Repeat the data verbatim.

+++ PROVIDED DATA +++

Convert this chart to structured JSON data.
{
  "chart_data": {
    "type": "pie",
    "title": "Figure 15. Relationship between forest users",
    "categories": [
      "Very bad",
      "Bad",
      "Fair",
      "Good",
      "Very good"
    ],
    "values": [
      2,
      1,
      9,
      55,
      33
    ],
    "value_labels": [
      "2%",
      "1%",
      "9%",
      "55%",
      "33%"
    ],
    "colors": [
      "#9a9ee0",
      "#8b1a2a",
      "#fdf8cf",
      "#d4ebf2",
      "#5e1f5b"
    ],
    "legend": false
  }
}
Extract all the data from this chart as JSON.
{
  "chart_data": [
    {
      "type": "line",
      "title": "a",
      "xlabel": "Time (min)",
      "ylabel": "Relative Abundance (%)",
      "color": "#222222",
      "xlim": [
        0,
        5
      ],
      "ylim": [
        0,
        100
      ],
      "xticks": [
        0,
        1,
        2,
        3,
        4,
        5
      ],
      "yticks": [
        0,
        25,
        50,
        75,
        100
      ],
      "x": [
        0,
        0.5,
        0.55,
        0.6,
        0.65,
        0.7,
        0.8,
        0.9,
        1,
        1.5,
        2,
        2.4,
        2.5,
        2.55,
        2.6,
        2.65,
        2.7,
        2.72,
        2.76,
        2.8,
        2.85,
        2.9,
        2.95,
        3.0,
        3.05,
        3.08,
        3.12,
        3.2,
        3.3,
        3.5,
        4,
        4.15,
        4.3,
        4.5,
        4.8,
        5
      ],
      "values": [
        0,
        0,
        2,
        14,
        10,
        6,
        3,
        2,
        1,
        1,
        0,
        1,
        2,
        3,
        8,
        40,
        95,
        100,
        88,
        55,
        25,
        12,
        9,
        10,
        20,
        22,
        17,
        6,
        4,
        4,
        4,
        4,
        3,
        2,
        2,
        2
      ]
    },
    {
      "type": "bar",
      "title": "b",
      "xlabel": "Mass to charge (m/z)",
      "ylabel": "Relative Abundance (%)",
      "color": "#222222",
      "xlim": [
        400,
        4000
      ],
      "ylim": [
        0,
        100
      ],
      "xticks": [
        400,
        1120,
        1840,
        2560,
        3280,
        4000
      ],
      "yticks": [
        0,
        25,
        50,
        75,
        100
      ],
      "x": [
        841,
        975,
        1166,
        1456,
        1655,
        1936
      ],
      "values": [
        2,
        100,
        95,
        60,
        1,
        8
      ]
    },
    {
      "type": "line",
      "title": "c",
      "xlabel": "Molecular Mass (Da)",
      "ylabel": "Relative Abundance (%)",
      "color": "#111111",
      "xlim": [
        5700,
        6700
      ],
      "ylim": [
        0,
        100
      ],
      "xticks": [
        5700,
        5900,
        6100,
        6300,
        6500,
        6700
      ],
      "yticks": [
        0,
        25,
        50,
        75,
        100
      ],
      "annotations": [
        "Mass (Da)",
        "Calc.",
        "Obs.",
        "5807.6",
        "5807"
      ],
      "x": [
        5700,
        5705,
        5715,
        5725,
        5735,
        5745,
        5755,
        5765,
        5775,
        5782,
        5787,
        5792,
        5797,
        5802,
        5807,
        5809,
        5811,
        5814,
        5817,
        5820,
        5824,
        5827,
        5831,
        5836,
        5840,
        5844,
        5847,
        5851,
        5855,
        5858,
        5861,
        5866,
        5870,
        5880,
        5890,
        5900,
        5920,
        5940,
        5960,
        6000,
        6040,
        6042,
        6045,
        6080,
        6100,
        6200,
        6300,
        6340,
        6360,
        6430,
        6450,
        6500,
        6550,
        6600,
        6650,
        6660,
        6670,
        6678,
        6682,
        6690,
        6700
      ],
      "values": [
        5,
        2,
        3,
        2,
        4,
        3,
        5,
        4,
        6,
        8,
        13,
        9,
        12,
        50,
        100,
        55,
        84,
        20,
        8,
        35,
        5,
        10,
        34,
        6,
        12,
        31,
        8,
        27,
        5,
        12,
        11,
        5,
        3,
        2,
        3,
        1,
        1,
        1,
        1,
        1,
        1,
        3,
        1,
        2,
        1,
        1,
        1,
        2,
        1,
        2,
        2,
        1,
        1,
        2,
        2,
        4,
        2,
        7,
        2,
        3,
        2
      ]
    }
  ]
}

+++

[EXPECTED OUTPUT]
Convert this chart to structured JSON data.
{
  "chart_data": {
    "type": "pie",
    "title": "Figure 15. Relationship between forest users",
    "categories": [
      "Very bad",
      "Bad",
      "Fair",
      "Good",
      "Very good"
    ],
    "values": [
      2,
      1,
      9,
      55,
      33
    ],
    "value_labels": [
      "2%",
      "1%",
      "9%",
      "55%",
      "33%"
    ],
    "colors": [
      "#9a9ee0",
      "#8b1a2a",
      "#fdf8cf",
      "#d4ebf2",
      "#5e1f5b"
    ],
    "legend": false
  }
}
Extract all the data from this chart as JSON.
{
  "chart_data": [
    {
      "type": "line",
      "title": "a",
      "xlabel": "Time (min)",
      "ylabel": "Relative Abundance (%)",
      "color": "#222222",
      "xlim": [
        0,
        5
      ],
      "ylim": [
        0,
        100
      ],
      "xticks": [
        0,
        1,
        2,
        3,
        4,
        5
      ],
      "yticks": [
        0,
        25,
        50,
        75,
        100
      ],
      "x": [
        0,
        0.5,
        0.55,
        0.6,
        0.65,
        0.7,
        0.8,
        0.9,
        1,
        1.5,
        2,
        2.4,
        2.5,
        2.55,
        2.6,
        2.65,
        2.7,
        2.72,
        2.76,
        2.8,
        2.85,
        2.9,
        2.95,
        3.0,
        3.05,
        3.08,
        3.12,
        3.2,
        3.3,
        3.5,
        4,
        4.15,
        4.3,
        4.5,
        4.8,
        5
      ],
      "values": [
        0,
        0,
        2,
        14,
        10,
        6,
        3,
        2,
        1,
        1,
        0,
        1,
        2,
        3,
        8,
        40,
        95,
        100,
        88,
        55,
        25,
        12,
        9,
        10,
        20,
        22,
        17,
        6,
        4,
        4,
        4,
        4,
        3,
        2,
        2,
        2
      ]
    },
    {
      "type": "bar",
      "title": "b",
      "xlabel": "Mass to charge (m/z)",
      "ylabel": "Relative Abundance (%)",
      "color": "#222222",
      "xlim": [
        400,
        4000
      ],
      "ylim": [
        0,
        100
      ],
      "xticks": [
        400,
        1120,
        1840,
        2560,
        3280,
        4000
      ],
      "yticks": [
        0,
        25,
        50,
        75,
        100
      ],
      "x": [
        841,
        975,
        1166,
        1456,
        1655,
        1936
      ],
      "values": [
        2,
        100,
        95,
        60,
        1,
        8
      ]
    },
    {
      "type": "line",
      "title": "c",
      "xlabel": "Molecular Mass (Da)",
      "ylabel": "Relative Abundance (%)",
      "color": "#111111",
      "xlim": [
        5700,
        6700
      ],
      "ylim": [
        0,
        100
      ],
      "xticks": [
        5700,
        5900,
        6100,
        6300,
        6500,
        6700
      ],
      "yticks": [
        0,
        25,
        50,
        75,
        100
      ],
      "annotations": [
        "Mass (Da)",
        "Calc.",
        "Obs.",
        "5807.6",
        "5807"
      ],
      "x": [
        5700,
        5705,
        5715,
        5725,
        5735,
        5745,
        5755,
        5765,
        5775,
        5782,
        5787,
        5792,
        5797,
        5802,
        5807,
        5809,
        5811,
        5814,
        5817,
        5820,
        5824,
        5827,
        5831,
        5836,
        5840,
        5844,
        5847,
        5851,
        5855,
        5858,
        5861,
        5866,
        5870,
        5880,
        5890,
        5900,
        5920,
        5940,
        5960,
        6000,
        6040,
        6042,
        6045,
        6080,
        6100,
        6200,
        6300,
        6340,
        6360,
        6430,
        6450,
        6500,
        6550,
        6600,
        6650,
        6660,
        6670,
        6678,
        6682,
        6690,
        6700
      ],
      "values": [
        5,
        2,
        3,
        2,
        4,
        3,
        5,
        4,
        6,
        8,
        13,
        9,
        12,
        50,
        100,
        55,
        84,
        20,
        8,
        35,
        5,
        10,
        34,
        6,
        12,
        31,
        8,
        27,
        5,
        12,
        11,
        5,
        3,
        2,
        3,
        1,
        1,
        1,
        1,
        1,
        1,
        3,
        1,
        2,
        1,
        1,
        1,
        2,
        1,
        2,
        2,
        1,
        1,
        2,
        2,
        4,
        2,
        7,
        2,
        3,
        2
      ]
    }
  ]
}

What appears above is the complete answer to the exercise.